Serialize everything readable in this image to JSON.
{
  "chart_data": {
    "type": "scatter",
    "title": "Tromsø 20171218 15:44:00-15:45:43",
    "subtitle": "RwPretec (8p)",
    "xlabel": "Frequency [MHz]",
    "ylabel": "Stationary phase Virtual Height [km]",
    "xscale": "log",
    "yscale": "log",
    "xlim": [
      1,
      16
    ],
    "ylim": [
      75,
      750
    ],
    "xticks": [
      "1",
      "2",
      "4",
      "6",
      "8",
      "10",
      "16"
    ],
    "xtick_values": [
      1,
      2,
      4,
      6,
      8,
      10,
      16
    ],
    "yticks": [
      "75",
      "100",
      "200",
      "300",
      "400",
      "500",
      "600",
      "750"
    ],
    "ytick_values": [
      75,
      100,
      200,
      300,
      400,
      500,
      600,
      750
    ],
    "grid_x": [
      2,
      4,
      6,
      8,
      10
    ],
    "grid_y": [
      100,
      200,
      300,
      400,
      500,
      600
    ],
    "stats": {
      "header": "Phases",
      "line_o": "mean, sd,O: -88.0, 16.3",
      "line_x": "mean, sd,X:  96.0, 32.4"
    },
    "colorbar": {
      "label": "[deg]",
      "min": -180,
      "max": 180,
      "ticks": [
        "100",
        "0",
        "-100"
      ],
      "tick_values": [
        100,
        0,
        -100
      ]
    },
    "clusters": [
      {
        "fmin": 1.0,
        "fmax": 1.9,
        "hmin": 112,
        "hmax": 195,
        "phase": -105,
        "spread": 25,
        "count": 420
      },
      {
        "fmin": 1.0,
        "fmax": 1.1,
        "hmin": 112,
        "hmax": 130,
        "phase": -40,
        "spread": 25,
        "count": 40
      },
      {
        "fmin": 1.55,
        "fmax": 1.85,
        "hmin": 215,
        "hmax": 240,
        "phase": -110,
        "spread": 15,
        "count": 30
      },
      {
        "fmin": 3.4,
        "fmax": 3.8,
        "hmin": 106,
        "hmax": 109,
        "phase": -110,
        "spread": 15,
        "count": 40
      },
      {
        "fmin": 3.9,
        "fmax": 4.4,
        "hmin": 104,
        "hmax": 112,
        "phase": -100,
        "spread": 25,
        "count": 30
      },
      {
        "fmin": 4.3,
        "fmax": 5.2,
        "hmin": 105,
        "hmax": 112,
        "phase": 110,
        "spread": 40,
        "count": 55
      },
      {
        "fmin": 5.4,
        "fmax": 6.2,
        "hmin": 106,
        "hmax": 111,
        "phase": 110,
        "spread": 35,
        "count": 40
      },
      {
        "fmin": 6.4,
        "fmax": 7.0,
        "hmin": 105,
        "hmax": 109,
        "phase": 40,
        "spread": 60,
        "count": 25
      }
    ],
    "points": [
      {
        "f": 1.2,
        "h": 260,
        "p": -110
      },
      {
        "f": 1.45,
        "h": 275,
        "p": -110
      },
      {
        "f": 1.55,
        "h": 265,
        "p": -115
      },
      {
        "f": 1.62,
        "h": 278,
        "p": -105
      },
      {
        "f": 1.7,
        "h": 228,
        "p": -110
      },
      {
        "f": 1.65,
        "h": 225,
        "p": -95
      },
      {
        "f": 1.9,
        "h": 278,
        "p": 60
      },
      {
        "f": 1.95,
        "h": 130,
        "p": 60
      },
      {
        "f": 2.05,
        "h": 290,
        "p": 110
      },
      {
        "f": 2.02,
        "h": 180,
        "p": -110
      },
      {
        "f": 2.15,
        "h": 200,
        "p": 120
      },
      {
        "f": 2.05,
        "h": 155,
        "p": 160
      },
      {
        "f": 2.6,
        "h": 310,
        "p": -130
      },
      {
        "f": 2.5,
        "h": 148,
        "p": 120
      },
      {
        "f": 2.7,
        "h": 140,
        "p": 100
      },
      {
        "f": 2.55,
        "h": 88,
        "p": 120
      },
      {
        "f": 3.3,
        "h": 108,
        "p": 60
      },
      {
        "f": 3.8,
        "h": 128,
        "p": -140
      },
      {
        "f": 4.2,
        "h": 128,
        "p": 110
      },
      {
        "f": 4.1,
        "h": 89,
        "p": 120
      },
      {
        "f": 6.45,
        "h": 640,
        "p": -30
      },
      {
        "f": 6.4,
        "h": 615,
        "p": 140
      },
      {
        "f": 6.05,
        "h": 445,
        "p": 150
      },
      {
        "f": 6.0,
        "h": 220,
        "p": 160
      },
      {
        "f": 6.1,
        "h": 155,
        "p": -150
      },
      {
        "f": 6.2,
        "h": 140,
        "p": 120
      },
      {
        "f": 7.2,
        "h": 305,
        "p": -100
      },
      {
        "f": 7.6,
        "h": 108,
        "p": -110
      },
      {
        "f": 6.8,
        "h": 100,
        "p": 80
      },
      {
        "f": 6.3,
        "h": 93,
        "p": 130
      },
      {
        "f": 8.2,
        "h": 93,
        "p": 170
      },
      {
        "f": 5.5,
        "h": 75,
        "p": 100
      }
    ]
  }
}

----------

Requirements –
The lines above should be duplicated exactly.

Written solution –
Serialize everything readable in this image to JSON.
{
  "chart_data": {
    "type": "scatter",
    "title": "Tromsø 20171218 15:44:00-15:45:43",
    "subtitle": "RwPretec (8p)",
    "xlabel": "Frequency [MHz]",
    "ylabel": "Stationary phase Virtual Height [km]",
    "xscale": "log",
    "yscale": "log",
    "xlim": [
      1,
      16
    ],
    "ylim": [
      75,
      750
    ],
    "xticks": [
      "1",
      "2",
      "4",
      "6",
      "8",
      "10",
      "16"
    ],
    "xtick_values": [
      1,
      2,
      4,
      6,
      8,
      10,
      16
    ],
    "yticks": [
      "75",
      "100",
      "200",
      "300",
      "400",
      "500",
      "600",
      "750"
    ],
    "ytick_values": [
      75,
      100,
      200,
      300,
      400,
      500,
      600,
      750
    ],
    "grid_x": [
      2,
      4,
      6,
      8,
      10
    ],
    "grid_y": [
      100,
      200,
      300,
      400,
      500,
      600
    ],
    "stats": {
      "header": "Phases",
      "line_o": "mean, sd,O: -88.0, 16.3",
      "line_x": "mean, sd,X:  96.0, 32.4"
    },
    "colorbar": {
      "label": "[deg]",
      "min": -180,
      "max": 180,
      "ticks": [
        "100",
        "0",
        "-100"
      ],
      "tick_values": [
        100,
        0,
        -100
      ]
    },
    "clusters": [
      {
        "fmin": 1.0,
        "fmax": 1.9,
        "hmin": 112,
        "hmax": 195,
        "phase": -105,
        "spread": 25,
        "count": 420
      },
      {
        "fmin": 1.0,
        "fmax": 1.1,
        "hmin": 112,
        "hmax": 130,
        "phase": -40,
        "spread": 25,
        "count": 40
      },
      {
        "fmin": 1.55,
        "fmax": 1.85,
        "hmin": 215,
        "hmax": 240,
        "phase": -110,
        "spread": 15,
        "count": 30
      },
      {
        "fmin": 3.4,
        "fmax": 3.8,
        "hmin": 106,
        "hmax": 109,
        "phase": -110,
        "spread": 15,
        "count": 40
      },
      {
        "fmin": 3.9,
        "fmax": 4.4,
        "hmin": 104,
        "hmax": 112,
        "phase": -100,
        "spread": 25,
        "count": 30
      },
      {
        "fmin": 4.3,
        "fmax": 5.2,
        "hmin": 105,
        "hmax": 112,
        "phase": 110,
        "spread": 40,
        "count": 55
      },
      {
        "fmin": 5.4,
        "fmax": 6.2,
        "hmin": 106,
        "hmax": 111,
        "phase": 110,
        "spread": 35,
        "count": 40
      },
      {
        "fmin": 6.4,
        "fmax": 7.0,
        "hmin": 105,
        "hmax": 109,
        "phase": 40,
        "spread": 60,
        "count": 25
      }
    ],
    "points": [
      {
        "f": 1.2,
        "h": 260,
        "p": -110
      },
      {
        "f": 1.45,
        "h": 275,
        "p": -110
      },
      {
        "f": 1.55,
        "h": 265,
        "p": -115
      },
      {
        "f": 1.62,
        "h": 278,
        "p": -105
      },
      {
        "f": 1.7,
        "h": 228,
        "p": -110
      },
      {
        "f": 1.65,
        "h": 225,
        "p": -95
      },
      {
        "f": 1.9,
        "h": 278,
        "p": 60
      },
      {
        "f": 1.95,
        "h": 130,
        "p": 60
      },
      {
        "f": 2.05,
        "h": 290,
        "p": 110
      },
      {
        "f": 2.02,
        "h": 180,
        "p": -110
      },
      {
        "f": 2.15,
        "h": 200,
        "p": 120
      },
      {
        "f": 2.05,
        "h": 155,
        "p": 160
      },
      {
        "f": 2.6,
        "h": 310,
        "p": -130
      },
      {
        "f": 2.5,
        "h": 148,
        "p": 120
      },
      {
        "f": 2.7,
        "h": 140,
        "p": 100
      },
      {
        "f": 2.55,
        "h": 88,
        "p": 120
      },
      {
        "f": 3.3,
        "h": 108,
        "p": 60
      },
      {
        "f": 3.8,
        "h": 128,
        "p": -140
      },
      {
        "f": 4.2,
        "h": 128,
        "p": 110
      },
      {
        "f": 4.1,
        "h": 89,
        "p": 120
      },
      {
        "f": 6.45,
        "h": 640,
        "p": -30
      },
      {
        "f": 6.4,
        "h": 615,
        "p": 140
      },
      {
        "f": 6.05,
        "h": 445,
        "p": 150
      },
      {
        "f": 6.0,
        "h": 220,
        "p": 160
      },
      {
        "f": 6.1,
        "h": 155,
        "p": -150
      },
      {
        "f": 6.2,
        "h": 140,
        "p": 120
      },
      {
        "f": 7.2,
        "h": 305,
        "p": -100
      },
      {
        "f": 7.6,
        "h": 108,
        "p": -110
      },
      {
        "f": 6.8,
        "h": 100,
        "p": 80
      },
      {
        "f": 6.3,
        "h": 93,
        "p": 130
      },
      {
        "f": 8.2,
        "h": 93,
        "p": 170
      },
      {
        "f": 5.5,
        "h": 75,
        "p": 100
      }
    ]
  }
}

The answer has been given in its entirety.